▶ [SHORT TASK] Print the listing as it stands, omitting all images.

[Collected data]

Start

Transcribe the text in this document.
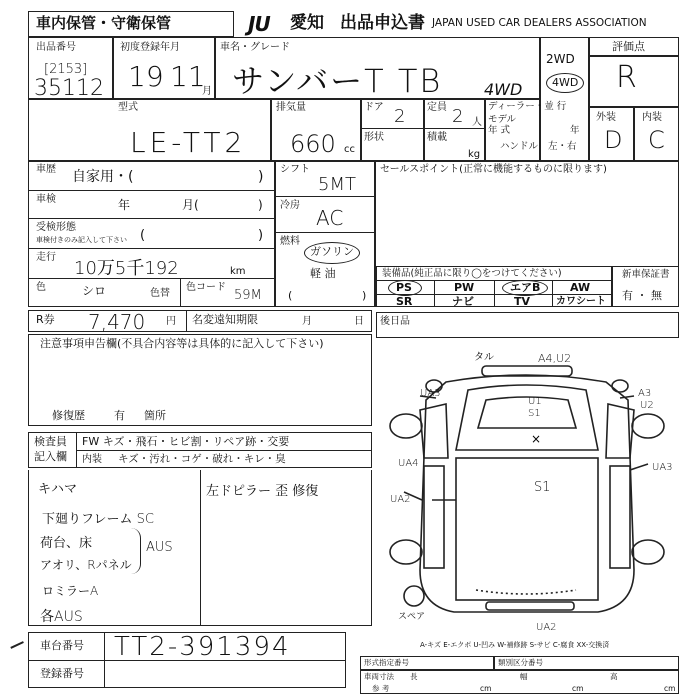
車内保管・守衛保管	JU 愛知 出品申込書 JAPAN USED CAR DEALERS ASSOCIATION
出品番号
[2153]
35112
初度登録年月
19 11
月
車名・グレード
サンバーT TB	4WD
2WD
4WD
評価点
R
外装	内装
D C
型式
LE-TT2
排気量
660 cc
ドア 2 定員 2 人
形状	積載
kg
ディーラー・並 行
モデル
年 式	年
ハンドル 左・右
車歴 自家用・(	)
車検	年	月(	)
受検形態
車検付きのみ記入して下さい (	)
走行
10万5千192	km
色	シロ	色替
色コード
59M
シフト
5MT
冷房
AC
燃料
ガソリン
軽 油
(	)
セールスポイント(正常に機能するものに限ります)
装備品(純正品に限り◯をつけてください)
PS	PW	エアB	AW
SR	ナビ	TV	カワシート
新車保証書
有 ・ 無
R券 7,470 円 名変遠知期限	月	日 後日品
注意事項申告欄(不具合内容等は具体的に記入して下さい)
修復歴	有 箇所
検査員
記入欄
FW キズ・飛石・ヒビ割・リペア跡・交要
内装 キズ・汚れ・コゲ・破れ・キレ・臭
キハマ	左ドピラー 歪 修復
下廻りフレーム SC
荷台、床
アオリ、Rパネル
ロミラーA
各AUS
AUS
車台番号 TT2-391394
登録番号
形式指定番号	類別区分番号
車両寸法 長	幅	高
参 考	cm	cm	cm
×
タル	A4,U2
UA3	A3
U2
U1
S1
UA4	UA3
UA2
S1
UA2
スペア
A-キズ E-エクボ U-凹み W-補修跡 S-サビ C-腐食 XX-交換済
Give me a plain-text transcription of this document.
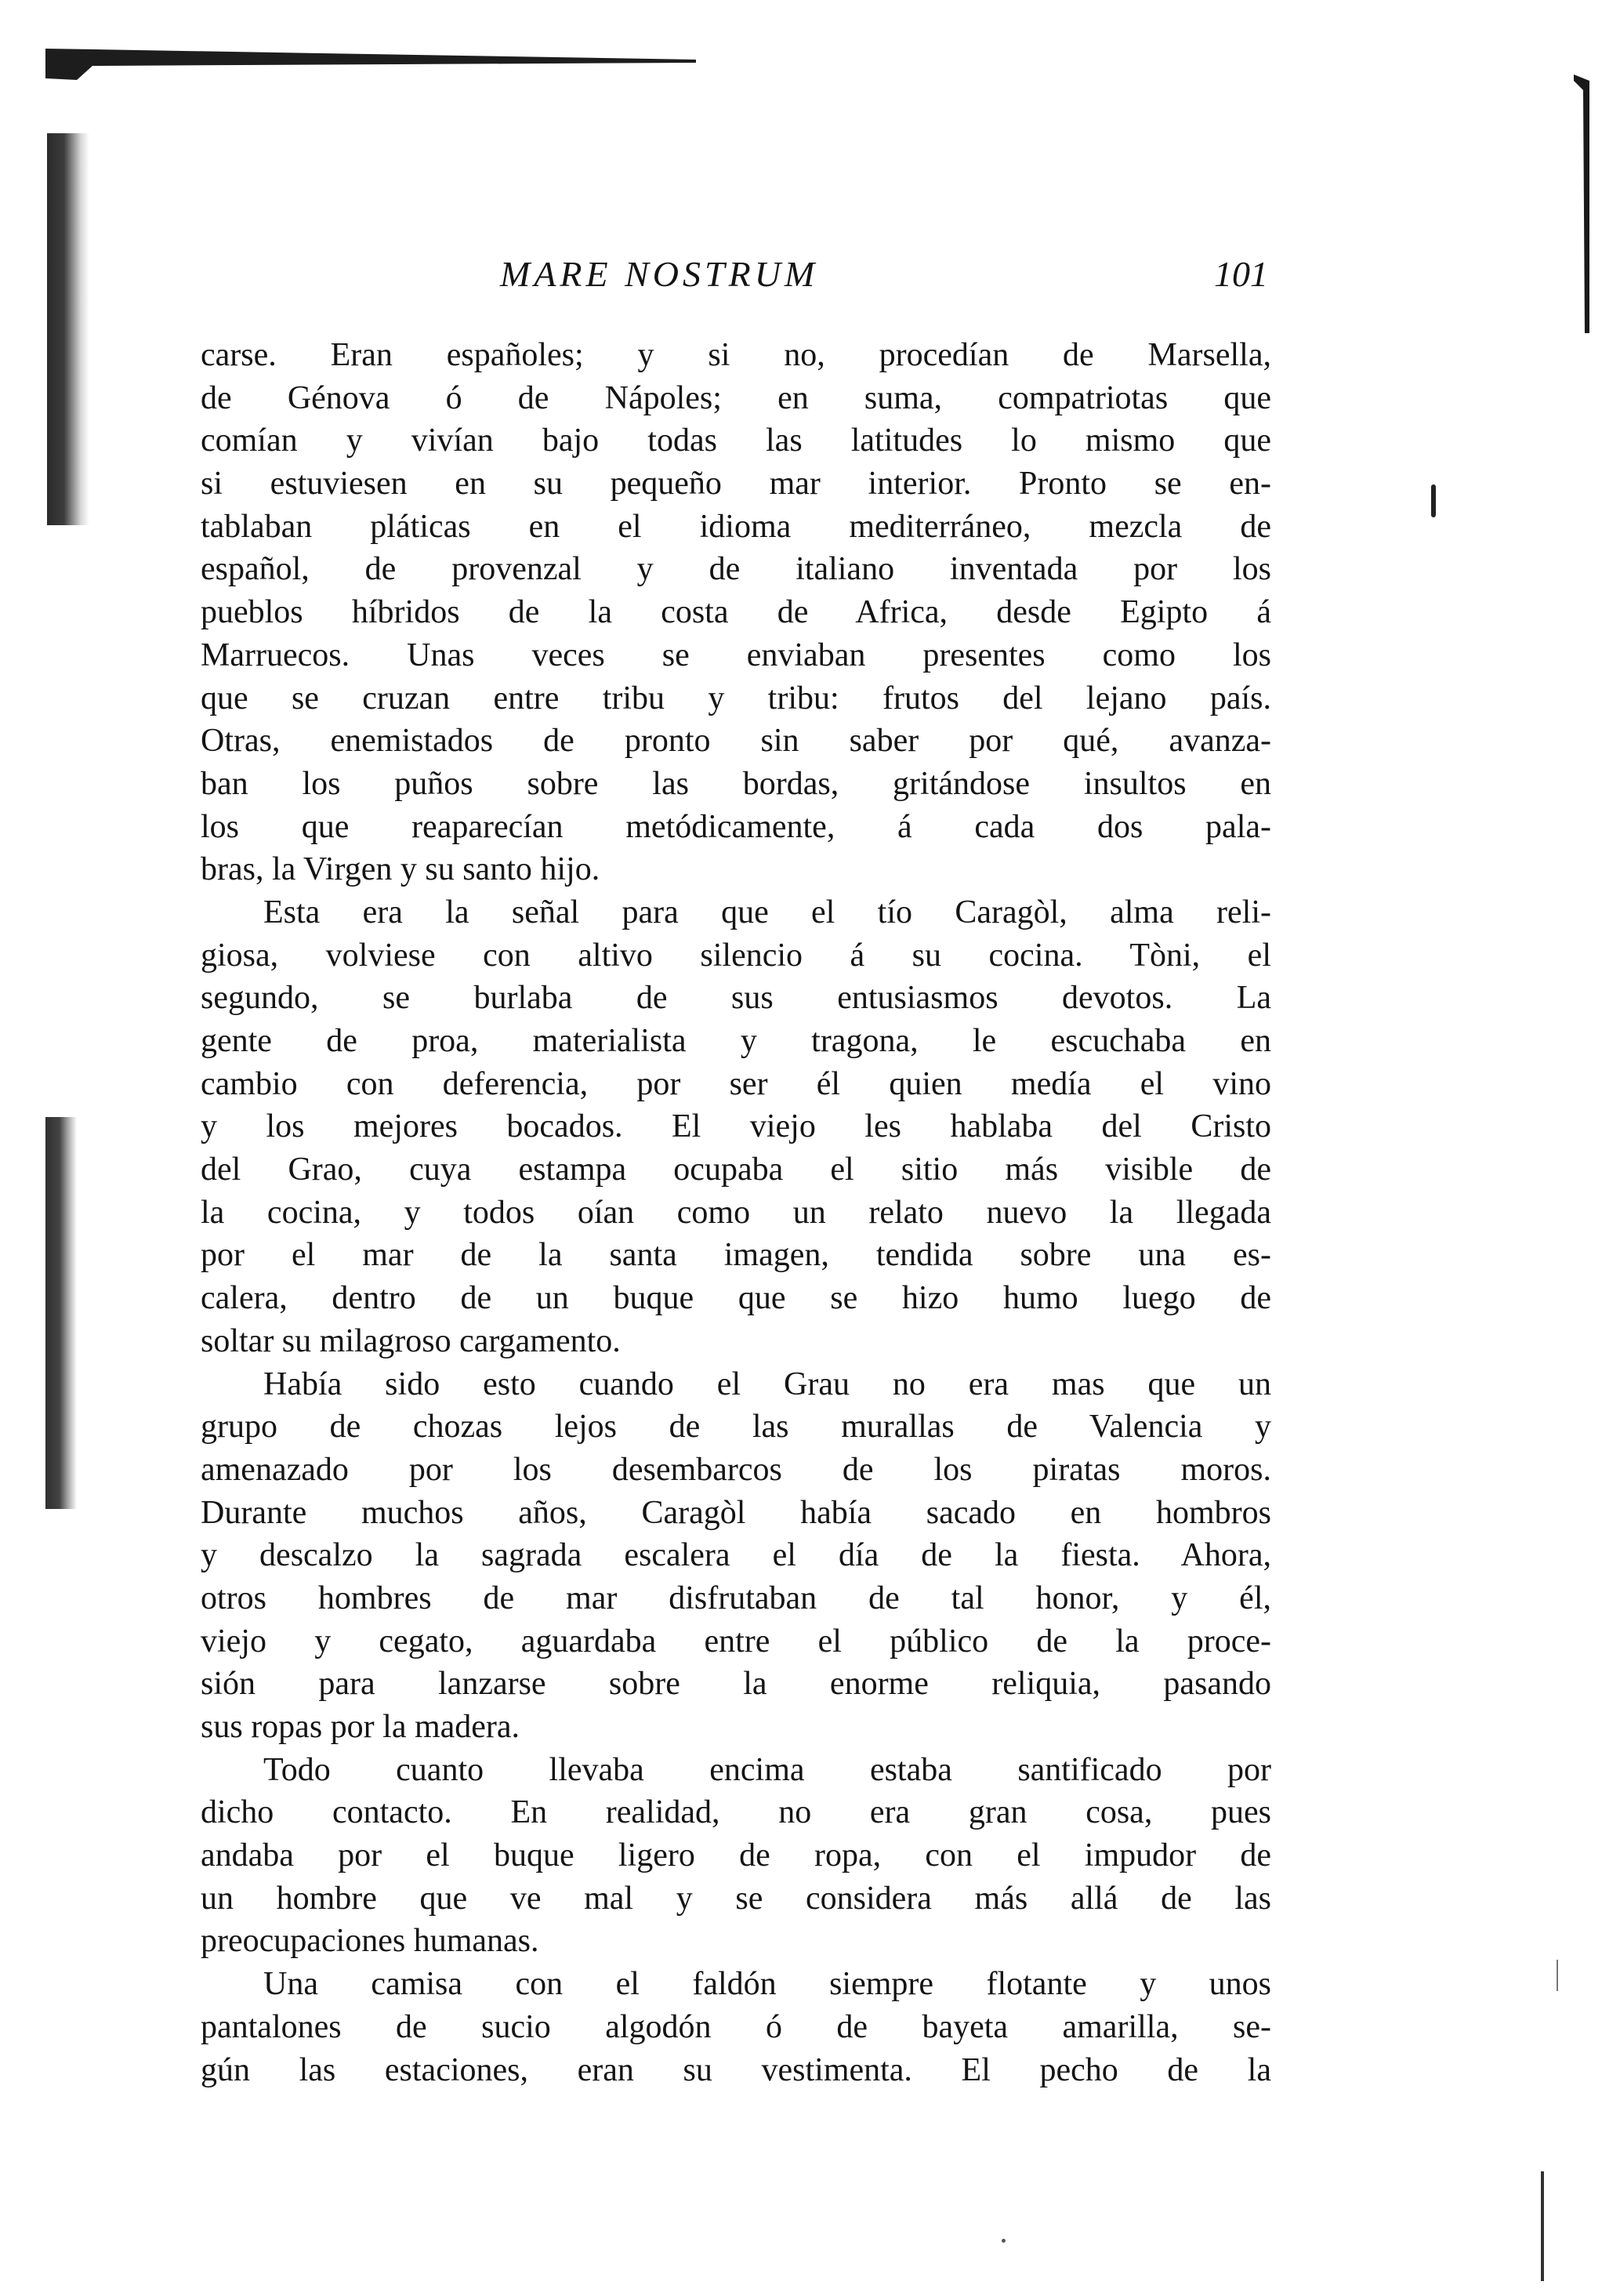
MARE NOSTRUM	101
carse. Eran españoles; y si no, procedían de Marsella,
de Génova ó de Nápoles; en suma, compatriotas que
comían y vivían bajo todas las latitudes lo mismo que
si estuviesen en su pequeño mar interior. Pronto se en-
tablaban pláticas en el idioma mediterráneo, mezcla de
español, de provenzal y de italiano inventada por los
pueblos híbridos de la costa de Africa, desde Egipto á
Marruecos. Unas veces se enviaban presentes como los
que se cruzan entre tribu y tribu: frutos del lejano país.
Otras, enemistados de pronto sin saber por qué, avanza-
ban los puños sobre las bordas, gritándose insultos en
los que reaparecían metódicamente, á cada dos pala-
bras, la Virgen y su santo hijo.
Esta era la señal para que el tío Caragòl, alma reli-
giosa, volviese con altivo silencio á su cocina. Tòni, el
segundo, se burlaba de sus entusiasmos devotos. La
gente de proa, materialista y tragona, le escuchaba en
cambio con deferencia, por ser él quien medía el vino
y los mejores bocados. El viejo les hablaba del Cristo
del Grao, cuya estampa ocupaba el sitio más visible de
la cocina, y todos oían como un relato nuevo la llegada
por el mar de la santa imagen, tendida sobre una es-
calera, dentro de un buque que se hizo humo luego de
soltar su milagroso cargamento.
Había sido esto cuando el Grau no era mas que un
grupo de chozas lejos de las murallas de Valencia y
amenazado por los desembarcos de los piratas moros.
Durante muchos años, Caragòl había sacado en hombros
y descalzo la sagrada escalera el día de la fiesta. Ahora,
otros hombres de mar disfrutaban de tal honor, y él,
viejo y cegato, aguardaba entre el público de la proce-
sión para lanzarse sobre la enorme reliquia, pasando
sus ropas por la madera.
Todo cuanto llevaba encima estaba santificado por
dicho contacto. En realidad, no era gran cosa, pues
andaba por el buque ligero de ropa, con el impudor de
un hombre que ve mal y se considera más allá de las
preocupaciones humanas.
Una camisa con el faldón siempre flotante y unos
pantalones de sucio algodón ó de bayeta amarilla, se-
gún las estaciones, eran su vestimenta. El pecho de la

End

▶ [EXPECTED OUTPUT]
Transcribe the text in this document.
車内保管・守衛保管	JU 愛知 出品申込書 JAPAN USED CAR DEALERS ASSOCIATION
出品番号
[2153]
35112
初度登録年月
19 11
月
車名・グレード
サンバーT TB	4WD
2WD
4WD
評価点
R
外装	内装
D C
型式
LE-TT2
排気量
660 cc
ドア 2 定員 2 人
形状	積載
kg
ディーラー・並 行
モデル
年 式	年
ハンドル 左・右
車歴 自家用・(	)
車検	年	月(	)
受検形態
車検付きのみ記入して下さい (	)
走行
10万5千192	km
色	シロ	色替
色コード
59M
シフト
5MT
冷房
AC
燃料
ガソリン
軽 油
(	)
セールスポイント(正常に機能するものに限ります)
装備品(純正品に限り◯をつけてください)
PS	PW	エアB	AW
SR	ナビ	TV	カワシート
新車保証書
有 ・ 無
R券 7,470 円 名変遠知期限	月	日 後日品
注意事項申告欄(不具合内容等は具体的に記入して下さい)
修復歴	有 箇所
検査員
記入欄
FW キズ・飛石・ヒビ割・リペア跡・交要
内装 キズ・汚れ・コゲ・破れ・キレ・臭
キハマ	左ドピラー 歪 修復
下廻りフレーム SC
荷台、床
アオリ、Rパネル
ロミラーA
各AUS
AUS
車台番号 TT2-391394
登録番号
形式指定番号	類別区分番号
車両寸法 長	幅	高
参 考	cm	cm	cm
×
タル	A4,U2
UA3	A3
U2
U1
S1
UA4	UA3
UA2
S1
UA2
スペア
A-キズ E-エクボ U-凹み W-補修跡 S-サビ C-腐食 XX-交換済
Give me a plain-text transcription of this document.
MARE NOSTRUM	101
carse. Eran españoles; y si no, procedían de Marsella,
de Génova ó de Nápoles; en suma, compatriotas que
comían y vivían bajo todas las latitudes lo mismo que
si estuviesen en su pequeño mar interior. Pronto se en-
tablaban pláticas en el idioma mediterráneo, mezcla de
español, de provenzal y de italiano inventada por los
pueblos híbridos de la costa de Africa, desde Egipto á
Marruecos. Unas veces se enviaban presentes como los
que se cruzan entre tribu y tribu: frutos del lejano país.
Otras, enemistados de pronto sin saber por qué, avanza-
ban los puños sobre las bordas, gritándose insultos en
los que reaparecían metódicamente, á cada dos pala-
bras, la Virgen y su santo hijo.
Esta era la señal para que el tío Caragòl, alma reli-
giosa, volviese con altivo silencio á su cocina. Tòni, el
segundo, se burlaba de sus entusiasmos devotos. La
gente de proa, materialista y tragona, le escuchaba en
cambio con deferencia, por ser él quien medía el vino
y los mejores bocados. El viejo les hablaba del Cristo
del Grao, cuya estampa ocupaba el sitio más visible de
la cocina, y todos oían como un relato nuevo la llegada
por el mar de la santa imagen, tendida sobre una es-
calera, dentro de un buque que se hizo humo luego de
soltar su milagroso cargamento.
Había sido esto cuando el Grau no era mas que un
grupo de chozas lejos de las murallas de Valencia y
amenazado por los desembarcos de los piratas moros.
Durante muchos años, Caragòl había sacado en hombros
y descalzo la sagrada escalera el día de la fiesta. Ahora,
otros hombres de mar disfrutaban de tal honor, y él,
viejo y cegato, aguardaba entre el público de la proce-
sión para lanzarse sobre la enorme reliquia, pasando
sus ropas por la madera.
Todo cuanto llevaba encima estaba santificado por
dicho contacto. En realidad, no era gran cosa, pues
andaba por el buque ligero de ropa, con el impudor de
un hombre que ve mal y se considera más allá de las
preocupaciones humanas.
Una camisa con el faldón siempre flotante y unos
pantalones de sucio algodón ó de bayeta amarilla, se-
gún las estaciones, eran su vestimenta. El pecho de la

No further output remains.